→ **WHAT IS NEEDED**
Write out the data again exactly, skipping every picture.

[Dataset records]

# # #

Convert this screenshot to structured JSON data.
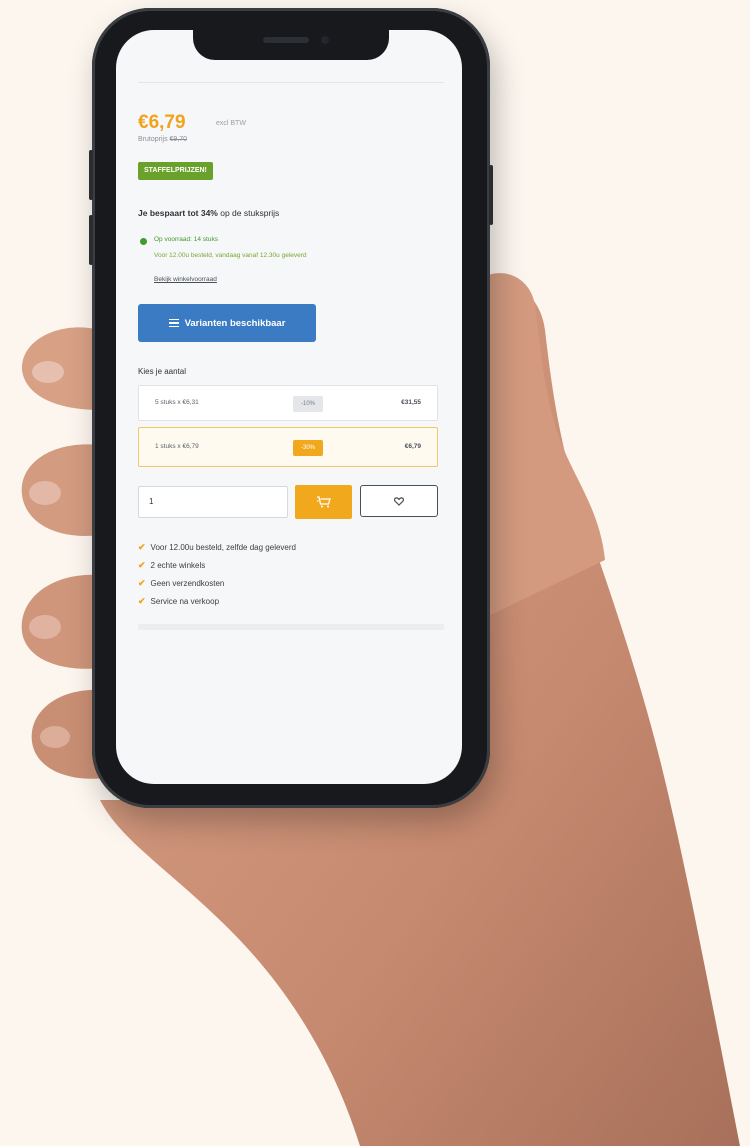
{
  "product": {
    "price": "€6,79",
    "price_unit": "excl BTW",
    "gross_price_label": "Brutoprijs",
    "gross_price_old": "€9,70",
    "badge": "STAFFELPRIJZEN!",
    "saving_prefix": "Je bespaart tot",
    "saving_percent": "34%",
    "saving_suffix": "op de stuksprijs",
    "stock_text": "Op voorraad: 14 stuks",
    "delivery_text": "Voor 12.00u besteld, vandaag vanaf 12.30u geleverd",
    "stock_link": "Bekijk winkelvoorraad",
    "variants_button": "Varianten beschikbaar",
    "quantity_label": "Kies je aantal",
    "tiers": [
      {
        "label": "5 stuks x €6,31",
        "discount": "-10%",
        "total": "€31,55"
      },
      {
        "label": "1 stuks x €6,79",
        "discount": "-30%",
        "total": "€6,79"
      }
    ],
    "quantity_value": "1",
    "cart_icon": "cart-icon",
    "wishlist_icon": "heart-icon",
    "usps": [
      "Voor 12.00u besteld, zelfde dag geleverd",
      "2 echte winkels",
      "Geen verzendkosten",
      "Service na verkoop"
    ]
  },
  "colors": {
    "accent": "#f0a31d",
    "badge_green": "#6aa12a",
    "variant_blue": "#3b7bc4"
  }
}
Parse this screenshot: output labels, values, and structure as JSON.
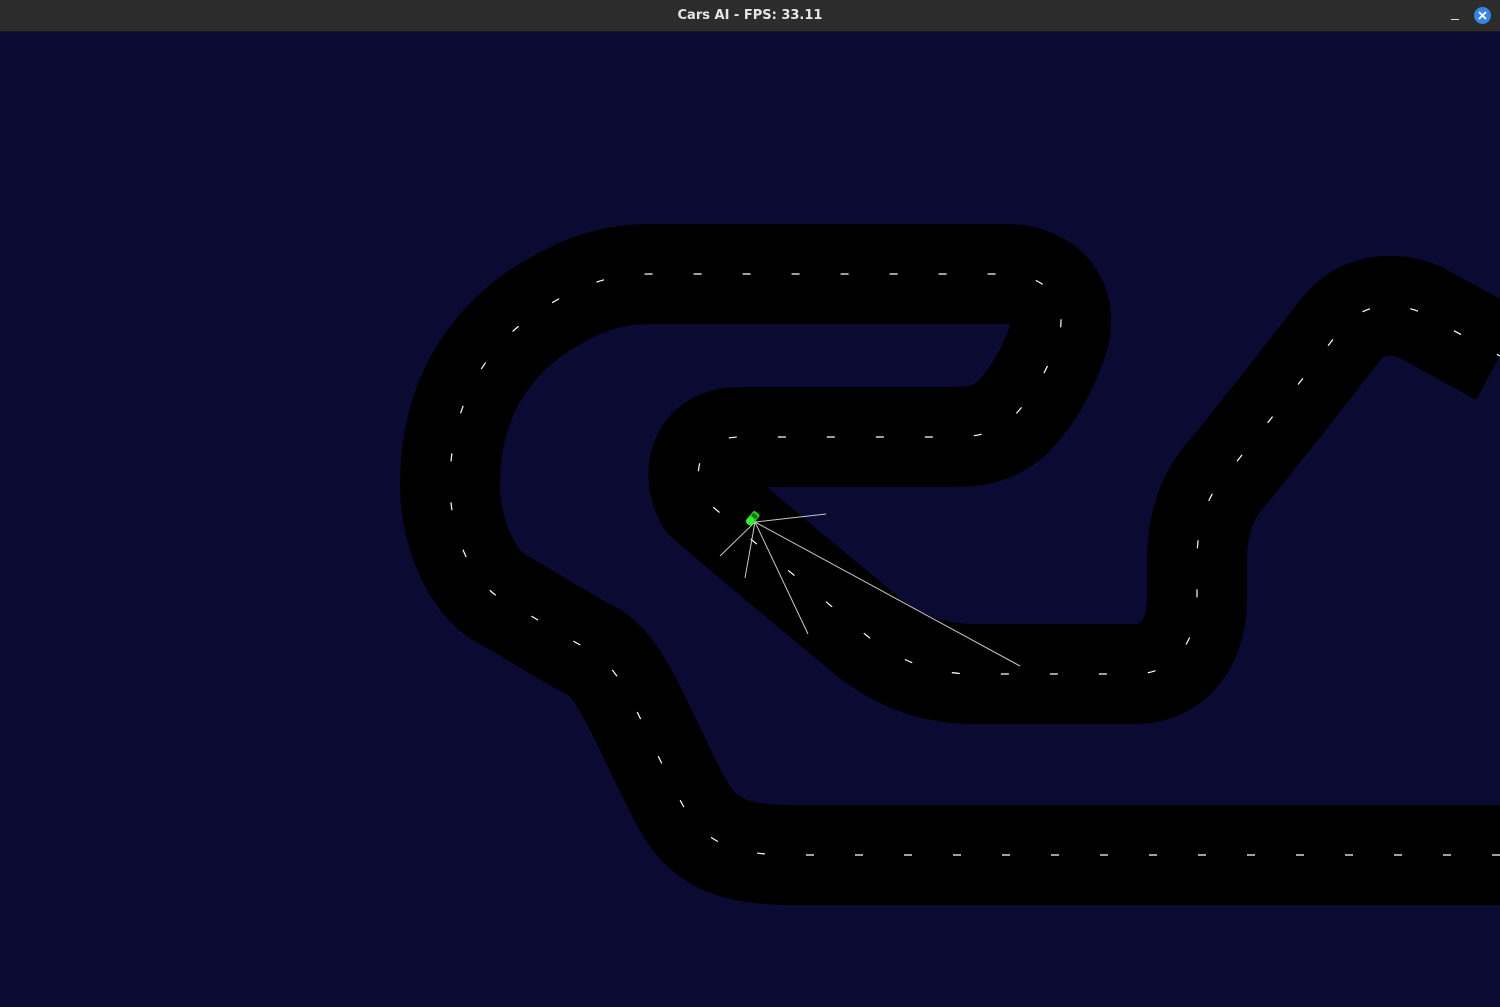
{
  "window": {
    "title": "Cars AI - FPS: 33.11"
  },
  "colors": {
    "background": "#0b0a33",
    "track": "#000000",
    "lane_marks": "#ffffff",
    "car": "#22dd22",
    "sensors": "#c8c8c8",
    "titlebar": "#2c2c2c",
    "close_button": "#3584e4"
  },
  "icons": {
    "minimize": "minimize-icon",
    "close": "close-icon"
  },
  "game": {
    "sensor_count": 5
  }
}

# # #

→ **RESULT OF THIS EXERCISE**
Convert this screenshot to structured JSON data.
{
  "product": {
    "price": "€6,79",
    "price_unit": "excl BTW",
    "gross_price_label": "Brutoprijs",
    "gross_price_old": "€9,70",
    "badge": "STAFFELPRIJZEN!",
    "saving_prefix": "Je bespaart tot",
    "saving_percent": "34%",
    "saving_suffix": "op de stuksprijs",
    "stock_text": "Op voorraad: 14 stuks",
    "delivery_text": "Voor 12.00u besteld, vandaag vanaf 12.30u geleverd",
    "stock_link": "Bekijk winkelvoorraad",
    "variants_button": "Varianten beschikbaar",
    "quantity_label": "Kies je aantal",
    "tiers": [
      {
        "label": "5 stuks x €6,31",
        "discount": "-10%",
        "total": "€31,55"
      },
      {
        "label": "1 stuks x €6,79",
        "discount": "-30%",
        "total": "€6,79"
      }
    ],
    "quantity_value": "1",
    "cart_icon": "cart-icon",
    "wishlist_icon": "heart-icon",
    "usps": [
      "Voor 12.00u besteld, zelfde dag geleverd",
      "2 echte winkels",
      "Geen verzendkosten",
      "Service na verkoop"
    ]
  },
  "colors": {
    "accent": "#f0a31d",
    "badge_green": "#6aa12a",
    "variant_blue": "#3b7bc4"
  }
}
Parse this screenshot: output labels, values, and structure as JSON.
{
  "window": {
    "title": "Cars AI - FPS: 33.11"
  },
  "colors": {
    "background": "#0b0a33",
    "track": "#000000",
    "lane_marks": "#ffffff",
    "car": "#22dd22",
    "sensors": "#c8c8c8",
    "titlebar": "#2c2c2c",
    "close_button": "#3584e4"
  },
  "icons": {
    "minimize": "minimize-icon",
    "close": "close-icon"
  },
  "game": {
    "sensor_count": 5
  }
}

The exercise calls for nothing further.